**BACAAN YANG DIBERIKAN**:
---
Anwar Nasution melihat besarnya defisit neraca berjalan dan utang luar negeri,
ditambah dengan lemahnya sistim perbankan nasional sebagai akar dari terjadinya krisis
finansial (Nasution: 28). Bank Dunia melihat adanya empat sebab utama yang bersamasama
membuat krisis menuju ke arah kebangkrutan (World Bank, 1998, pp. 1.7 -1.11). Yang
pertama adalah akumulasi utang swasta luar negeri yang cepat dari tahun 1992 hingga Juli
1997, sehingga l.k. 95% dari total kenaikan utang luar negeri berasal dari sektor swasta ini,
dan jatuh tempo rata-ratanya hanyalah 18 bulan. Bahkan selama empat tahun terakhir
utang luar negeri pemerintah jumlahnya menurun.
---
**DATA YANG DIBERIKAN**:
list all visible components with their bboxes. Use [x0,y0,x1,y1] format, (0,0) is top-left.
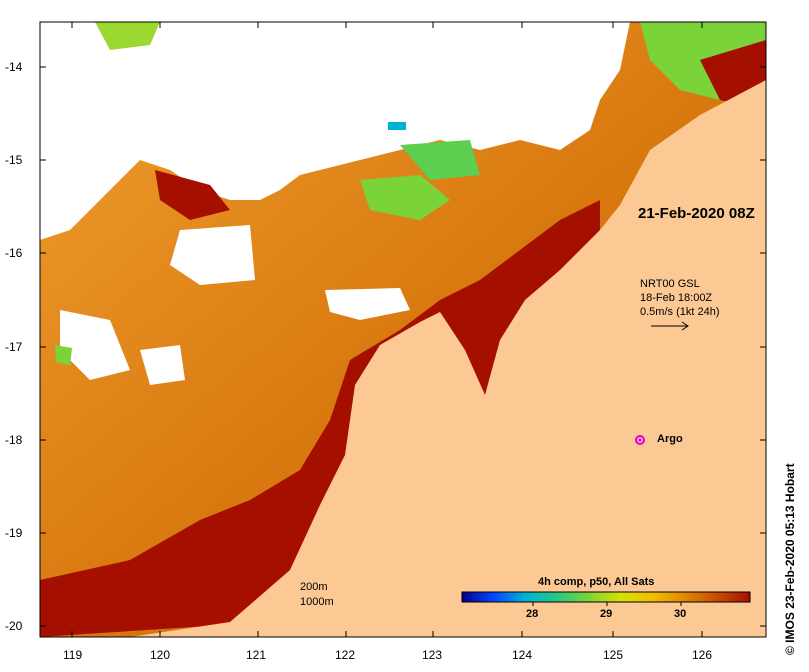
lat-tick-label: -18 [5,433,23,447]
colorbar-tick-label: 30 [674,608,687,620]
colorbar-ticks [532,602,682,606]
cloud-patch-3 [60,310,130,380]
cool-patch-5 [55,345,72,365]
axis-ticks [40,22,766,637]
cloud-patch-4 [140,345,185,385]
current-scale-arrow [651,321,689,331]
image-timestamp: 21-Feb-2020 08Z [638,205,755,222]
lon-tick-label: 126 [692,648,713,662]
cool-patch-1 [360,175,450,220]
lon-tick-label: 123 [422,648,443,662]
cloud-mask-north [40,22,630,240]
lat-tick-label: -15 [5,153,23,167]
credit-label: © IMOS 23-Feb-2020 05:13 Hobart [783,463,797,655]
lat-tick-label: -19 [5,526,23,540]
cool-patch-2 [400,140,480,180]
colorbar [461,591,751,603]
argo-label: Argo [657,433,683,445]
colorbar-title: 4h comp, p50, All Sats [538,576,655,588]
lat-tick-label: -16 [5,246,23,260]
current-source-label: NRT00 GSL [640,278,700,290]
argo-marker[interactable] [635,435,645,445]
lat-tick-label: -17 [5,340,23,354]
cloud-patch-1 [170,225,255,285]
depth-1000-label: 1000m [300,596,334,608]
cloud-patch-2 [325,288,410,320]
cool-patch-6 [388,122,406,130]
lon-tick-label: 124 [512,648,533,662]
lon-tick-label: 125 [603,648,624,662]
lon-tick-label: 119 [63,648,83,662]
lat-tick-label: -20 [5,619,23,633]
lon-tick-label: 122 [335,648,356,662]
lat-tick-label: -14 [5,60,23,74]
current-time-label: 18-Feb 18:00Z [640,292,713,304]
warm-coastal-water [40,200,600,637]
depth-200-label: 200m [300,581,328,593]
warm-patch-north [155,170,230,220]
land-australia [130,80,766,637]
colorbar-tick-label: 29 [600,608,613,620]
cool-patch-4 [95,22,160,50]
map-frame [39,21,767,638]
lon-tick-label: 120 [150,648,171,662]
lon-tick-label: 121 [246,648,267,662]
colorbar-tick-label: 28 [526,608,539,620]
current-scale-label: 0.5m/s (1kt 24h) [640,306,720,318]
---
**TUJUAN TUGAS**:
Salin dengan persis bagian teks tentang sebab krisis finansial, mulai dari "Anwar Nasution melihat" hingga dan termasuk "pemerintah jumlahnya menurun.".

**PENYELESAIAN SOAL**:
Anwar Nasution melihat besarnya defisit neraca berjalan dan utang luar negeri,
ditambah dengan lemahnya sistim perbankan nasional sebagai akar dari terjadinya krisis
finansial (Nasution: 28). Bank Dunia melihat adanya empat sebab utama yang bersamasama
membuat krisis menuju ke arah kebangkrutan (World Bank, 1998, pp. 1.7 -1.11). Yang
pertama adalah akumulasi utang swasta luar negeri yang cepat dari tahun 1992 hingga Juli
1997, sehingga l.k. 95% dari total kenaikan utang luar negeri berasal dari sektor swasta ini,
dan jatuh tempo rata-ratanya hanyalah 18 bulan. Bahkan selama empat tahun terakhir
utang luar negeri pemerintah jumlahnya menurun.